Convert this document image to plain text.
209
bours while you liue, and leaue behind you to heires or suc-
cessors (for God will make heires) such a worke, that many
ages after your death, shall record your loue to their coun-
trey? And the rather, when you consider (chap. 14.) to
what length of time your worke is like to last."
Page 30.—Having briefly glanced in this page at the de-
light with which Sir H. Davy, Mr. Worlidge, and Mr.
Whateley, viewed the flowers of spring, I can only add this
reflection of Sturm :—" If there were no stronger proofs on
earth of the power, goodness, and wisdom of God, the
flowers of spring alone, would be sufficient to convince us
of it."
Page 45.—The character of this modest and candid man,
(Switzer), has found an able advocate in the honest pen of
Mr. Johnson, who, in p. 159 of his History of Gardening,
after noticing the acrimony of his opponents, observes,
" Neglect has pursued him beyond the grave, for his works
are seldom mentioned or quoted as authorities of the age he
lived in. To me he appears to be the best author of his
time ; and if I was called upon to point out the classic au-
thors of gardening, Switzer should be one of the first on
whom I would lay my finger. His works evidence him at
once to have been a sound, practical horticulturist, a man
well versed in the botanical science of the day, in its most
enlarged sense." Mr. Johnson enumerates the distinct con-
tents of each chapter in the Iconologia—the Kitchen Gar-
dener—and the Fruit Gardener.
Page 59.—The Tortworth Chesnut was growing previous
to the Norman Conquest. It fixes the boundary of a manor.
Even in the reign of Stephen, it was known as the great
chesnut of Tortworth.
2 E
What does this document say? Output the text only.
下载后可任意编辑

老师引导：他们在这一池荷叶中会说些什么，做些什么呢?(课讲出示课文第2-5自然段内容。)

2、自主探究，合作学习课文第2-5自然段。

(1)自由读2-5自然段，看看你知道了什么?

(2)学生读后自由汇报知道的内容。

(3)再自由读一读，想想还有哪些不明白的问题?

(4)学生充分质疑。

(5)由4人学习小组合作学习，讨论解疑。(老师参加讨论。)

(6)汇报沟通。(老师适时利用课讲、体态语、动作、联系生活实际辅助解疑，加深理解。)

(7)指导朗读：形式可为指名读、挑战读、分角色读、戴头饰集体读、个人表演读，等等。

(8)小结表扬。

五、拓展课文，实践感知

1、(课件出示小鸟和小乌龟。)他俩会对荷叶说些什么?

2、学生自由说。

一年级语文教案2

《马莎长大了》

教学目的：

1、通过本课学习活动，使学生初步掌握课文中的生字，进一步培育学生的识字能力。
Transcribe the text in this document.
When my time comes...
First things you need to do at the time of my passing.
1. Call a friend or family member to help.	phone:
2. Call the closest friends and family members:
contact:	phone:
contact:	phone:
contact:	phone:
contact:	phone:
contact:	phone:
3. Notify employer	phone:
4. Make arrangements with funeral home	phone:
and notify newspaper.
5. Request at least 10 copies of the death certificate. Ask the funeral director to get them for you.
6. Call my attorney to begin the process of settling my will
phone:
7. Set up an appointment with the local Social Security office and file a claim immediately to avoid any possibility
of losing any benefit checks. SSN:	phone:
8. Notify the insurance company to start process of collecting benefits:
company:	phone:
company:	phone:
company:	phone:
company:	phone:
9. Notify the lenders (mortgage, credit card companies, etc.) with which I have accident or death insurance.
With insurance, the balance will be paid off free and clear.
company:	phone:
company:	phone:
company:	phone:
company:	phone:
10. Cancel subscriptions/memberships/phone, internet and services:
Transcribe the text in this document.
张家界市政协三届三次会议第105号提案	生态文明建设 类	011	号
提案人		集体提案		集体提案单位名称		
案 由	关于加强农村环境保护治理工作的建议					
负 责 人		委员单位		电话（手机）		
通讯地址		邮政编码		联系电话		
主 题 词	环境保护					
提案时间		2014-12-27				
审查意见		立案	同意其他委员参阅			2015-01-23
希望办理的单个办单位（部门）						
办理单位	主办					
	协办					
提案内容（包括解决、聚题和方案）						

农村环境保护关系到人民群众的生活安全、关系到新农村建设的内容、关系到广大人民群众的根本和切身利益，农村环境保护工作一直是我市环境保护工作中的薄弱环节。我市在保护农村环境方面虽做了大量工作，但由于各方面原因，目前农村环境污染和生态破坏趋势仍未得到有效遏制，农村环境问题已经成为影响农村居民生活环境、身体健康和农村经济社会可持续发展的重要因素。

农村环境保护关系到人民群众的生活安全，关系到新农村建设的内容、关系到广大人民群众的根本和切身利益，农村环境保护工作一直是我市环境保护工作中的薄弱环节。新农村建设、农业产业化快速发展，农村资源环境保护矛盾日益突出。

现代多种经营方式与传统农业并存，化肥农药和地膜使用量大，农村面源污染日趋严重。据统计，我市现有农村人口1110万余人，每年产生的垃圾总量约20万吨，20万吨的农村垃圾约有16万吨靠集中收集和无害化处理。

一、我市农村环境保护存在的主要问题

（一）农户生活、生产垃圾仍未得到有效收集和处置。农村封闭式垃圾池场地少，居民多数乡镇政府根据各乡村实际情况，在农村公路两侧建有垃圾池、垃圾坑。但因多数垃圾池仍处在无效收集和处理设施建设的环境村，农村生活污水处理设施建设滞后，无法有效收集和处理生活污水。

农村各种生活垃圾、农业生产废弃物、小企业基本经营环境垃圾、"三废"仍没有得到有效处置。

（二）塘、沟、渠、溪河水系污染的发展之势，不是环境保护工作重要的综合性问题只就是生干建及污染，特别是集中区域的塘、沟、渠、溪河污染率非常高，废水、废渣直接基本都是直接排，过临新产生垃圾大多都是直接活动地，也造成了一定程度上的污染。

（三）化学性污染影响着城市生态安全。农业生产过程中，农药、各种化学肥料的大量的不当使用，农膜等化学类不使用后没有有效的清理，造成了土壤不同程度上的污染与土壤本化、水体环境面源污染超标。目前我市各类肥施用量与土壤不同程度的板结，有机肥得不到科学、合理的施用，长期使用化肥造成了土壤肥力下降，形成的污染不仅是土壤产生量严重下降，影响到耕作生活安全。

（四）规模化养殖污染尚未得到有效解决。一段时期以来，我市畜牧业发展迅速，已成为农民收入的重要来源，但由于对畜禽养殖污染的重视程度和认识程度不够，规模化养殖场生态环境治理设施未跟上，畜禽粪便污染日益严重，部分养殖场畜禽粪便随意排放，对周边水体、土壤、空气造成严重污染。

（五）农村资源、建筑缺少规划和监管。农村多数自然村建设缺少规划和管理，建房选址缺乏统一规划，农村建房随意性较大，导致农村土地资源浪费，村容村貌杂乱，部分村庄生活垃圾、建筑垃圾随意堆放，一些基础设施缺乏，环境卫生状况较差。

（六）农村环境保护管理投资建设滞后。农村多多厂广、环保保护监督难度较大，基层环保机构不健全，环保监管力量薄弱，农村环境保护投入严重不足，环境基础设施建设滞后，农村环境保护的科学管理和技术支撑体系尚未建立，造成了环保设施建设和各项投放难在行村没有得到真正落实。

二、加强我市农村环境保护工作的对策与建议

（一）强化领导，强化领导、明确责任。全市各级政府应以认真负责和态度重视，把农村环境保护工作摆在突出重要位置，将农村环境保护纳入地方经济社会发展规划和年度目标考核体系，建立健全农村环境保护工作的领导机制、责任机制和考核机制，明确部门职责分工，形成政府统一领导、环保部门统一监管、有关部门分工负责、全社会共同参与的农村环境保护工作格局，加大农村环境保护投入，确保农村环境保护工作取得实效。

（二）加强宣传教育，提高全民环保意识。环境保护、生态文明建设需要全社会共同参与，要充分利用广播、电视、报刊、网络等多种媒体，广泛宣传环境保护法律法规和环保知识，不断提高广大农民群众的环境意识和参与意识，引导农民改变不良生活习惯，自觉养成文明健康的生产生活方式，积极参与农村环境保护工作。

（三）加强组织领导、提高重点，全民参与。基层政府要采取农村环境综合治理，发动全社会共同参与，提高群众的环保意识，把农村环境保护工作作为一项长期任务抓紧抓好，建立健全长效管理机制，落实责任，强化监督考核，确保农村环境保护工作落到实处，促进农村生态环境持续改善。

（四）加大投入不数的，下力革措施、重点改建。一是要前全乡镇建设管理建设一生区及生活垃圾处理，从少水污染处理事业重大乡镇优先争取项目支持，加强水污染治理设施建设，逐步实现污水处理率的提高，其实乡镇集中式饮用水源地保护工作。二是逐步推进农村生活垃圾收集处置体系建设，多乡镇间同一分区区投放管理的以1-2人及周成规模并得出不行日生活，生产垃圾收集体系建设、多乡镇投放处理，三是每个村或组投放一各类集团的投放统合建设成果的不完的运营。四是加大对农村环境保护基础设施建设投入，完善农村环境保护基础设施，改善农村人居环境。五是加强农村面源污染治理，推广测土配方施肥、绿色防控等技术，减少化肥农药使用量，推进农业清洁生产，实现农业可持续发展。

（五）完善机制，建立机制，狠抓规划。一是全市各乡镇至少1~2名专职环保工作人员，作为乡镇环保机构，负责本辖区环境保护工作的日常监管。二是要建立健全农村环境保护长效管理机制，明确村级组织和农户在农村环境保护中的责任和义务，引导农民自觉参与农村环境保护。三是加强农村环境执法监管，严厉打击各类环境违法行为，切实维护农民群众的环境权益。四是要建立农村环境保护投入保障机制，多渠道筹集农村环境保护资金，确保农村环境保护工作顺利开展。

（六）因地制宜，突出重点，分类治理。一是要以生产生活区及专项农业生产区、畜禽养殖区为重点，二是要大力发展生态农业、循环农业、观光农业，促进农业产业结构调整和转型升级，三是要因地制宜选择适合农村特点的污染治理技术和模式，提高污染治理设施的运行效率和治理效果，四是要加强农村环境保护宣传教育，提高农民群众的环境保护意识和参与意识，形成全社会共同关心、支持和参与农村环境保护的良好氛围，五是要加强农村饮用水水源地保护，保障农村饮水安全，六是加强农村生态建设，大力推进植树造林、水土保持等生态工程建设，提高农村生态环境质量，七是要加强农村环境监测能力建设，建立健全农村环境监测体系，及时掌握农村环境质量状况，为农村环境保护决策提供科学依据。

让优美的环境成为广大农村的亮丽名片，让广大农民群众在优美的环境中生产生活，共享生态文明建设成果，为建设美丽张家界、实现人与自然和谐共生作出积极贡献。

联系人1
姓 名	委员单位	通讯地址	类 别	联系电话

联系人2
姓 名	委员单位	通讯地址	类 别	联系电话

++++

Write the number of lines containing the word "this" and nothing besides it.

Complete response
7